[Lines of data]
┄┄┄┄┄┄┄┄┄┄┄┄┄┄┄┄┄┄┄┄
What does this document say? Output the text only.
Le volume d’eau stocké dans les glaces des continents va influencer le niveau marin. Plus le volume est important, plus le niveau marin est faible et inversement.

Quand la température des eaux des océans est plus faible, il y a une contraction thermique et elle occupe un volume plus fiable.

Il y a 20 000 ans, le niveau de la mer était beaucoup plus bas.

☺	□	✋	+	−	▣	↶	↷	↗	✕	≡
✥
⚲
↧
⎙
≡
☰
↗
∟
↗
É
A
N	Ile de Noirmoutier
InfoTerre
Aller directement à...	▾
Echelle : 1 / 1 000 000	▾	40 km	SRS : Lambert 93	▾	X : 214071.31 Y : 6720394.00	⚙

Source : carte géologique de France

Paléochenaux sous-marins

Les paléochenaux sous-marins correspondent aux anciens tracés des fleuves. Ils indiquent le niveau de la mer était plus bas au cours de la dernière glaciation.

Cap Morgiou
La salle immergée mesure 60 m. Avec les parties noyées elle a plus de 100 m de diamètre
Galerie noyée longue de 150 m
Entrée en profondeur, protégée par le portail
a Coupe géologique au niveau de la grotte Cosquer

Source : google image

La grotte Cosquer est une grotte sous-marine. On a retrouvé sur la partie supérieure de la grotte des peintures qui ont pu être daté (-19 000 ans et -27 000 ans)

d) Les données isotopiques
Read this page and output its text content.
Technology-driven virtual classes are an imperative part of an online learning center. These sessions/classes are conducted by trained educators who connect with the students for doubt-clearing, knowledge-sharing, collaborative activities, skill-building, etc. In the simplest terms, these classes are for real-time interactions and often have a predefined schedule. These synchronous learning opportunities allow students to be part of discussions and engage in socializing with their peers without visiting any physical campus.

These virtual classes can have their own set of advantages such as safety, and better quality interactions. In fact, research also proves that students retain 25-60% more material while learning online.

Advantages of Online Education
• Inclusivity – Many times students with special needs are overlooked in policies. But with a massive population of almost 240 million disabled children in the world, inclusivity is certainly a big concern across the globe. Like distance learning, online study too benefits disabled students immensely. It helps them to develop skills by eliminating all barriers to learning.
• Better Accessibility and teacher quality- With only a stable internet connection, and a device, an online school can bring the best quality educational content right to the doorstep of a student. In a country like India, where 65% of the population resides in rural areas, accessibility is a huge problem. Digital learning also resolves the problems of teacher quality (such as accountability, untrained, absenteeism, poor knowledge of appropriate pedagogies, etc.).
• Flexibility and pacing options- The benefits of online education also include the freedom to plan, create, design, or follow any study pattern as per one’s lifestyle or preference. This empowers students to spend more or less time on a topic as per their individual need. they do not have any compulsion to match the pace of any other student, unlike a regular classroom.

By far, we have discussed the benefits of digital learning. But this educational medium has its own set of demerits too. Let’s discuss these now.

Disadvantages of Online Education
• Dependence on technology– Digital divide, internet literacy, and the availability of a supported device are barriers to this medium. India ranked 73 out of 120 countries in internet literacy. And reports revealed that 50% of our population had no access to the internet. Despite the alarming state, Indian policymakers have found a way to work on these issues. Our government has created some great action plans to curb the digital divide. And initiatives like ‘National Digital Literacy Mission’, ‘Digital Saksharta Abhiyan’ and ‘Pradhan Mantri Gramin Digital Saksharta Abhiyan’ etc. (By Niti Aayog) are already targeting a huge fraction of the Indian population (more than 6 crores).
┄┄┄┄┄┄┄┄┄┄┄┄┄┄┄┄┄┄┄┄
## BRIEF
Send back every record, precisely as written.

## TASK OUTPUT
What does this document say? Output the text only.
Le volume d’eau stocké dans les glaces des continents va influencer le niveau marin. Plus le volume est important, plus le niveau marin est faible et inversement.

Quand la température des eaux des océans est plus faible, il y a une contraction thermique et elle occupe un volume plus fiable.

Il y a 20 000 ans, le niveau de la mer était beaucoup plus bas.

☺	□	✋	+	−	▣	↶	↷	↗	✕	≡
✥
⚲
↧
⎙
≡
☰
↗
∟
↗
É
A
N	Ile de Noirmoutier
InfoTerre
Aller directement à...	▾
Echelle : 1 / 1 000 000	▾	40 km	SRS : Lambert 93	▾	X : 214071.31 Y : 6720394.00	⚙

Source : carte géologique de France

Paléochenaux sous-marins

Les paléochenaux sous-marins correspondent aux anciens tracés des fleuves. Ils indiquent le niveau de la mer était plus bas au cours de la dernière glaciation.

Cap Morgiou
La salle immergée mesure 60 m. Avec les parties noyées elle a plus de 100 m de diamètre
Galerie noyée longue de 150 m
Entrée en profondeur, protégée par le portail
a Coupe géologique au niveau de la grotte Cosquer

Source : google image

La grotte Cosquer est une grotte sous-marine. On a retrouvé sur la partie supérieure de la grotte des peintures qui ont pu être daté (-19 000 ans et -27 000 ans)

d) Les données isotopiques
Read this page and output its text content.
Technology-driven virtual classes are an imperative part of an online learning center. These sessions/classes are conducted by trained educators who connect with the students for doubt-clearing, knowledge-sharing, collaborative activities, skill-building, etc. In the simplest terms, these classes are for real-time interactions and often have a predefined schedule. These synchronous learning opportunities allow students to be part of discussions and engage in socializing with their peers without visiting any physical campus.

These virtual classes can have their own set of advantages such as safety, and better quality interactions. In fact, research also proves that students retain 25-60% more material while learning online.

Advantages of Online Education
• Inclusivity – Many times students with special needs are overlooked in policies. But with a massive population of almost 240 million disabled children in the world, inclusivity is certainly a big concern across the globe. Like distance learning, online study too benefits disabled students immensely. It helps them to develop skills by eliminating all barriers to learning.
• Better Accessibility and teacher quality- With only a stable internet connection, and a device, an online school can bring the best quality educational content right to the doorstep of a student. In a country like India, where 65% of the population resides in rural areas, accessibility is a huge problem. Digital learning also resolves the problems of teacher quality (such as accountability, untrained, absenteeism, poor knowledge of appropriate pedagogies, etc.).
• Flexibility and pacing options- The benefits of online education also include the freedom to plan, create, design, or follow any study pattern as per one’s lifestyle or preference. This empowers students to spend more or less time on a topic as per their individual need. they do not have any compulsion to match the pace of any other student, unlike a regular classroom.

By far, we have discussed the benefits of digital learning. But this educational medium has its own set of demerits too. Let’s discuss these now.

Disadvantages of Online Education
• Dependence on technology– Digital divide, internet literacy, and the availability of a supported device are barriers to this medium. India ranked 73 out of 120 countries in internet literacy. And reports revealed that 50% of our population had no access to the internet. Despite the alarming state, Indian policymakers have found a way to work on these issues. Our government has created some great action plans to curb the digital divide. And initiatives like ‘National Digital Literacy Mission’, ‘Digital Saksharta Abhiyan’ and ‘Pradhan Mantri Gramin Digital Saksharta Abhiyan’ etc. (By Niti Aayog) are already targeting a huge fraction of the Indian population (more than 6 crores).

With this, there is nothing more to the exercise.